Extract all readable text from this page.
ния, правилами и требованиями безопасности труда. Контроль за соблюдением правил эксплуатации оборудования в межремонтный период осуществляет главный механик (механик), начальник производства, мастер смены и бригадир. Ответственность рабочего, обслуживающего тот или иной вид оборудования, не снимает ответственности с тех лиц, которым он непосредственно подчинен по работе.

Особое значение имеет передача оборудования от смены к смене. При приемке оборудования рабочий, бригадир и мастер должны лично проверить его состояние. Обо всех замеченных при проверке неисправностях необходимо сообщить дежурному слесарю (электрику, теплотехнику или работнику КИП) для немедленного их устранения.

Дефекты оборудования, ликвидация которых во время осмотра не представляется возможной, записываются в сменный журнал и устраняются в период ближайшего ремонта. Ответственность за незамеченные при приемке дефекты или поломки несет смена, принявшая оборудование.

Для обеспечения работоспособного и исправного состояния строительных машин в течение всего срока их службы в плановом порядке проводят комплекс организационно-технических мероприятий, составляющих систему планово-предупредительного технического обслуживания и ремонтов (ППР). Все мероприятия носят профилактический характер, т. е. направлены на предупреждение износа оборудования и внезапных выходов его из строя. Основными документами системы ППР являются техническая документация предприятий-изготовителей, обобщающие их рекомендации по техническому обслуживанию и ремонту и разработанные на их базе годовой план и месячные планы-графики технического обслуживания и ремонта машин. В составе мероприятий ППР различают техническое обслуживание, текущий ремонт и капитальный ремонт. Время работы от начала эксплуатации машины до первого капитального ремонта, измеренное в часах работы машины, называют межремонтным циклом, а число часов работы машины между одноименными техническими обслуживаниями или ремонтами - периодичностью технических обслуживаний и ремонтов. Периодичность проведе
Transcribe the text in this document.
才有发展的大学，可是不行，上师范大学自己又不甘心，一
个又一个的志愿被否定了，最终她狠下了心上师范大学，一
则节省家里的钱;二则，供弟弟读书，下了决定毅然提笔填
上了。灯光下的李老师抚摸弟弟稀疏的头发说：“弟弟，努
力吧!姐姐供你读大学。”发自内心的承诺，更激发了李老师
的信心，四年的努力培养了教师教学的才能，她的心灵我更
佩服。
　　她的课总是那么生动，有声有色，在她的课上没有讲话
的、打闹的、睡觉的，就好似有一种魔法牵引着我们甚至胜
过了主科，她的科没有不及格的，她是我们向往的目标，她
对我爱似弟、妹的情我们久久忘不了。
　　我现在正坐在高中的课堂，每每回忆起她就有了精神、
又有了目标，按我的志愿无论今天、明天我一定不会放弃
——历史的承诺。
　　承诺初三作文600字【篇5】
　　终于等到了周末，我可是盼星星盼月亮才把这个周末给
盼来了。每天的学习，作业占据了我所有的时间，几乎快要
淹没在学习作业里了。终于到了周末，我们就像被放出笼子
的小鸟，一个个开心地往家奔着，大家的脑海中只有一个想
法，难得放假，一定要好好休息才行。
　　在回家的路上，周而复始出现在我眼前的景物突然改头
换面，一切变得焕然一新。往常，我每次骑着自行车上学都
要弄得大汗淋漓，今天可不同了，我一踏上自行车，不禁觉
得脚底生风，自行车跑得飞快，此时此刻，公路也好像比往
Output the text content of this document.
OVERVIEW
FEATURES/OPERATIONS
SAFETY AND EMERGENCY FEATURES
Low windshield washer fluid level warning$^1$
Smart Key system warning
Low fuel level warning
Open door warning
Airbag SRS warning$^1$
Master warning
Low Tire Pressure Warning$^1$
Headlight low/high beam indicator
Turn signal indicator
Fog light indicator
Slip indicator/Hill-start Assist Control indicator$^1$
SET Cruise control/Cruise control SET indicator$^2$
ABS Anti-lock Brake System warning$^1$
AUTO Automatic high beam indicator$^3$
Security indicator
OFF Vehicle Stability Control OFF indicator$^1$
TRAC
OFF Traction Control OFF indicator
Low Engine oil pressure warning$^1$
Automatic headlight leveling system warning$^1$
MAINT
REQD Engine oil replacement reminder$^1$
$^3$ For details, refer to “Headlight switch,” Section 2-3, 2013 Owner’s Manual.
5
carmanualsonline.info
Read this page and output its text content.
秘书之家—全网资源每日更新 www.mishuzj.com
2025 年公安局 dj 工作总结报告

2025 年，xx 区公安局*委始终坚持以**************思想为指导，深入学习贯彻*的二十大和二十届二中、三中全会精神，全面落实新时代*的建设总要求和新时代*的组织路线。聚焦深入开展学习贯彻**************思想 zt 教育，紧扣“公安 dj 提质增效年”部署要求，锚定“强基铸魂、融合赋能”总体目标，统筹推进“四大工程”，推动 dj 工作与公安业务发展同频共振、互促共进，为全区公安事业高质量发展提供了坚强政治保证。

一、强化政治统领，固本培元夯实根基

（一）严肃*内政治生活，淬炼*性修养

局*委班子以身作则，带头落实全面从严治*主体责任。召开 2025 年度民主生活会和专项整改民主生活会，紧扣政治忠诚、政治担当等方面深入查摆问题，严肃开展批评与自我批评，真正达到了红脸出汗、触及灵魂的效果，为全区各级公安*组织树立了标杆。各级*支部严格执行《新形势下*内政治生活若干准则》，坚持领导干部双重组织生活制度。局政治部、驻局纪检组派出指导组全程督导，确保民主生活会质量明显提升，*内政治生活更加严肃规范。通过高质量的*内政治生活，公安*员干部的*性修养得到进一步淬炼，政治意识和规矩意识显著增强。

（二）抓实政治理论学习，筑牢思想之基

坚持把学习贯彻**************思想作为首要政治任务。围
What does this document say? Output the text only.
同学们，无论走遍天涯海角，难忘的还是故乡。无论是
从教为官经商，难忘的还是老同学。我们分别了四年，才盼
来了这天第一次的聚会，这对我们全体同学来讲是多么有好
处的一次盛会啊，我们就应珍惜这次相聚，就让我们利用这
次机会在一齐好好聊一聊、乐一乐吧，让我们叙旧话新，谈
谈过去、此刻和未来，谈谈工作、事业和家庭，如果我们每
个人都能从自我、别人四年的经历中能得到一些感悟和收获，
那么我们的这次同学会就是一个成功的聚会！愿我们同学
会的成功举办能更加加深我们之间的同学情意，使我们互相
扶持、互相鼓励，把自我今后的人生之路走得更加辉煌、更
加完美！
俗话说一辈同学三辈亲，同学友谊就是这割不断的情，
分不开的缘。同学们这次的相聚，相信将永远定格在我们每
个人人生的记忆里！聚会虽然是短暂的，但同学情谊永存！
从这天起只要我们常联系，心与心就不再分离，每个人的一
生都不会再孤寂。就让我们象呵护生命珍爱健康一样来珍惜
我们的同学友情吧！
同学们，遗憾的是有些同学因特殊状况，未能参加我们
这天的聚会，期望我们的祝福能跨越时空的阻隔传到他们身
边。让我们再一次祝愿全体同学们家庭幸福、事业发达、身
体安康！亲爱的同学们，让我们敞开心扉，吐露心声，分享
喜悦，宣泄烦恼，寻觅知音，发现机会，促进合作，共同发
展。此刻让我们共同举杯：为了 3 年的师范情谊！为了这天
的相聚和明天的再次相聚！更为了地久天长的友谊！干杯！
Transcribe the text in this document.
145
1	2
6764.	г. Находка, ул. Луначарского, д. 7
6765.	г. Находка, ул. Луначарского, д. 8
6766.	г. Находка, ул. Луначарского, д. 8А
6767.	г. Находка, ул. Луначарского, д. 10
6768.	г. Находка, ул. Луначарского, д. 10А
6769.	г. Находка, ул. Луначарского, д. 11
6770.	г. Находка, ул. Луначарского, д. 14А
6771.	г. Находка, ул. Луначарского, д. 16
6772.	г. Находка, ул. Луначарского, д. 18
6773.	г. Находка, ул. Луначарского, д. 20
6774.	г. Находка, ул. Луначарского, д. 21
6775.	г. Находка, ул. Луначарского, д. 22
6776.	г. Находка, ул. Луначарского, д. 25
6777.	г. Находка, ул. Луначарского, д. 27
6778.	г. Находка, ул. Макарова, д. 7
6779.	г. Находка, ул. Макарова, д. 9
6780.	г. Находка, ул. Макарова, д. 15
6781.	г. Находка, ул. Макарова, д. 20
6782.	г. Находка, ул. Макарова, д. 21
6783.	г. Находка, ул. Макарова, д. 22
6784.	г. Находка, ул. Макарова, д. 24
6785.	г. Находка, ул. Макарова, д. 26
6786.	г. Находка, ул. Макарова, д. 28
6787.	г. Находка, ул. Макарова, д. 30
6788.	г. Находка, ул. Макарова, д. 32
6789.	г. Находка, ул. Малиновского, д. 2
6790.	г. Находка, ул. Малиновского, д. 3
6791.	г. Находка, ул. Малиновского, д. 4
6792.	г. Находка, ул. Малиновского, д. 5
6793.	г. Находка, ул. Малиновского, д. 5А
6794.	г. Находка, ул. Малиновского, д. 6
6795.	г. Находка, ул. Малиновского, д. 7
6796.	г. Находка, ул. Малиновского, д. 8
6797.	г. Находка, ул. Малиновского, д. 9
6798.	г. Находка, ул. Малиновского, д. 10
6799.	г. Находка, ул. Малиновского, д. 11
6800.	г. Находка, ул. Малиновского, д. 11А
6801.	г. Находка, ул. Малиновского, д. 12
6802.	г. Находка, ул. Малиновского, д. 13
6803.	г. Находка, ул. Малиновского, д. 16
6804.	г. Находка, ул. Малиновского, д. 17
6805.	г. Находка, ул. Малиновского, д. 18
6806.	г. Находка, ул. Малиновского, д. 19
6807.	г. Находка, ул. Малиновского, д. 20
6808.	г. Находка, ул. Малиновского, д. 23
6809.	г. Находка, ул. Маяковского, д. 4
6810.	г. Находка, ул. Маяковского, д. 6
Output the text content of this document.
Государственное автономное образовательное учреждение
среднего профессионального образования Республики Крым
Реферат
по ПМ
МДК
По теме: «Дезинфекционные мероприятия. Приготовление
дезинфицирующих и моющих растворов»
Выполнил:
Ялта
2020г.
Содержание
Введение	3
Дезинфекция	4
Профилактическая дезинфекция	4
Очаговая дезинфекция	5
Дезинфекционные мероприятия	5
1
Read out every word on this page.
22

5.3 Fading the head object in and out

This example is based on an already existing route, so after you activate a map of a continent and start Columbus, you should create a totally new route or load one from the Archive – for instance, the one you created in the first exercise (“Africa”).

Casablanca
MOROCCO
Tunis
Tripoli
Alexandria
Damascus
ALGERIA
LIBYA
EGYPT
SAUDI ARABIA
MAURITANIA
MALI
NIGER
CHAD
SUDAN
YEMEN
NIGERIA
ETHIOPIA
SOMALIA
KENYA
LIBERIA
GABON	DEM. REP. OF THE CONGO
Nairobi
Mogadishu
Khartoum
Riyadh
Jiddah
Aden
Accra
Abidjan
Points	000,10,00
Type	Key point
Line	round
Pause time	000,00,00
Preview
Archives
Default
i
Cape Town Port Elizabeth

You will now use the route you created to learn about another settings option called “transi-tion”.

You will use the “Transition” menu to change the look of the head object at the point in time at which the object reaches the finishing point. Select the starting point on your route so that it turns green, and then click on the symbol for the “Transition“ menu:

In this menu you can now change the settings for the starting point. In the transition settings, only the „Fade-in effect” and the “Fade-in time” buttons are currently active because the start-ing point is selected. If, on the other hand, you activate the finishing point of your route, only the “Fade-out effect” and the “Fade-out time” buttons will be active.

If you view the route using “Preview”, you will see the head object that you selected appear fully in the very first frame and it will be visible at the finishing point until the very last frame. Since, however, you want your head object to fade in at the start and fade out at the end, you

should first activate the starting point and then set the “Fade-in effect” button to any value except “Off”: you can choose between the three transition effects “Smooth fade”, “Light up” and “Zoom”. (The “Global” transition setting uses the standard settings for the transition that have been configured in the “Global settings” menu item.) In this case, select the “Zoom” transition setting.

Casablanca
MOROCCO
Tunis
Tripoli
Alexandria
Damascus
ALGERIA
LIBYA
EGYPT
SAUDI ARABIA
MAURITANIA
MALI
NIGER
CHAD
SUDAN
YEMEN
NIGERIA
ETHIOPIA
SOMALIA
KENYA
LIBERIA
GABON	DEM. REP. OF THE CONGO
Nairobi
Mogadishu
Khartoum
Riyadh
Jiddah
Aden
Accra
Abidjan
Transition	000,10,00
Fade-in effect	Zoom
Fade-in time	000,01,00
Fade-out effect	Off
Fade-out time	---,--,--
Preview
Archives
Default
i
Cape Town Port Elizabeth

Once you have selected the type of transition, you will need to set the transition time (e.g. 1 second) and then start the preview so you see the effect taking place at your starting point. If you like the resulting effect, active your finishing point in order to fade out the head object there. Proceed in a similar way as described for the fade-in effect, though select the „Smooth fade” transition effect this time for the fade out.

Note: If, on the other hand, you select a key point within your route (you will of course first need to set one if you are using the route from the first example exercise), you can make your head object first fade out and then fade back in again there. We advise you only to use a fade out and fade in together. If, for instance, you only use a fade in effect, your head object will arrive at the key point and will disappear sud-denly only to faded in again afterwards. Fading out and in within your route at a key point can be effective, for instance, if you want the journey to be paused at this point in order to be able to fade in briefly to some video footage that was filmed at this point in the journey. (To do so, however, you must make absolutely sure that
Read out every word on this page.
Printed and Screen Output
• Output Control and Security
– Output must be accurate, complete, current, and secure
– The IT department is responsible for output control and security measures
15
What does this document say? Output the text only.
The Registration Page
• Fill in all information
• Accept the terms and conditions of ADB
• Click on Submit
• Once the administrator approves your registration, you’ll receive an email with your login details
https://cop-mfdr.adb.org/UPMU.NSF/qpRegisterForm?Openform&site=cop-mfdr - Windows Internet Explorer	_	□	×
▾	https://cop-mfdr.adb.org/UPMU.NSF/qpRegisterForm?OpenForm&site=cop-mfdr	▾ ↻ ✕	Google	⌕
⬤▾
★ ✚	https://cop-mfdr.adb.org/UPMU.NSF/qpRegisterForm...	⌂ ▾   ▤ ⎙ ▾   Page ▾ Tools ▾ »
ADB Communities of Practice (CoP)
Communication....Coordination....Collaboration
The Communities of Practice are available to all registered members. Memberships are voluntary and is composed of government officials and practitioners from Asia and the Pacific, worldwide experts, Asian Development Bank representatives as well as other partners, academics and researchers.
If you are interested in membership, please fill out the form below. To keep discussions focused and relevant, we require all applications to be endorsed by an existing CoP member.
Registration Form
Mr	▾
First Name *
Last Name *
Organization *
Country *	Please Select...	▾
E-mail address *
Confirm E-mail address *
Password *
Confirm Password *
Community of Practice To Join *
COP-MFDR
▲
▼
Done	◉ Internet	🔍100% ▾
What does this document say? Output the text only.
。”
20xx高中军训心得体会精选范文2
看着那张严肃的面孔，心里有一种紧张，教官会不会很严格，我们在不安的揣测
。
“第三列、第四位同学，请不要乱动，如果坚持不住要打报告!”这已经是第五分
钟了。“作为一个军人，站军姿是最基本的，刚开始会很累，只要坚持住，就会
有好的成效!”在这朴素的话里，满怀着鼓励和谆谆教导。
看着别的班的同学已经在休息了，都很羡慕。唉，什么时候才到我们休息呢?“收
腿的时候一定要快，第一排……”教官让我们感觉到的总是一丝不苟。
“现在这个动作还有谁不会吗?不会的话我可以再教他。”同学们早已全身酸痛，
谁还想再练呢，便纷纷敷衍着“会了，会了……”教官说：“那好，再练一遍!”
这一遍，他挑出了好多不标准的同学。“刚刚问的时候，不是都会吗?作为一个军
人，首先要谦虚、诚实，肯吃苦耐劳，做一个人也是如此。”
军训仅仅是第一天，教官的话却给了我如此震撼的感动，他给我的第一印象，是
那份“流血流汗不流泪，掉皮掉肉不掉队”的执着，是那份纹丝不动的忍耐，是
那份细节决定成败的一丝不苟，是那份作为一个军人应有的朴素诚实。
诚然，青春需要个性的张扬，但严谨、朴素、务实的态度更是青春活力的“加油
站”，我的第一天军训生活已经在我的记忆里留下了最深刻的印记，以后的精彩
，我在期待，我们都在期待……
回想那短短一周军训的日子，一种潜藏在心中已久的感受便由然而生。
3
+ + + +
■ **WRITTEN PROBLEM**: State the count of lines holding the string "details" in the listing above, and nothing else.

■ **OUTPUT BELOW**: 2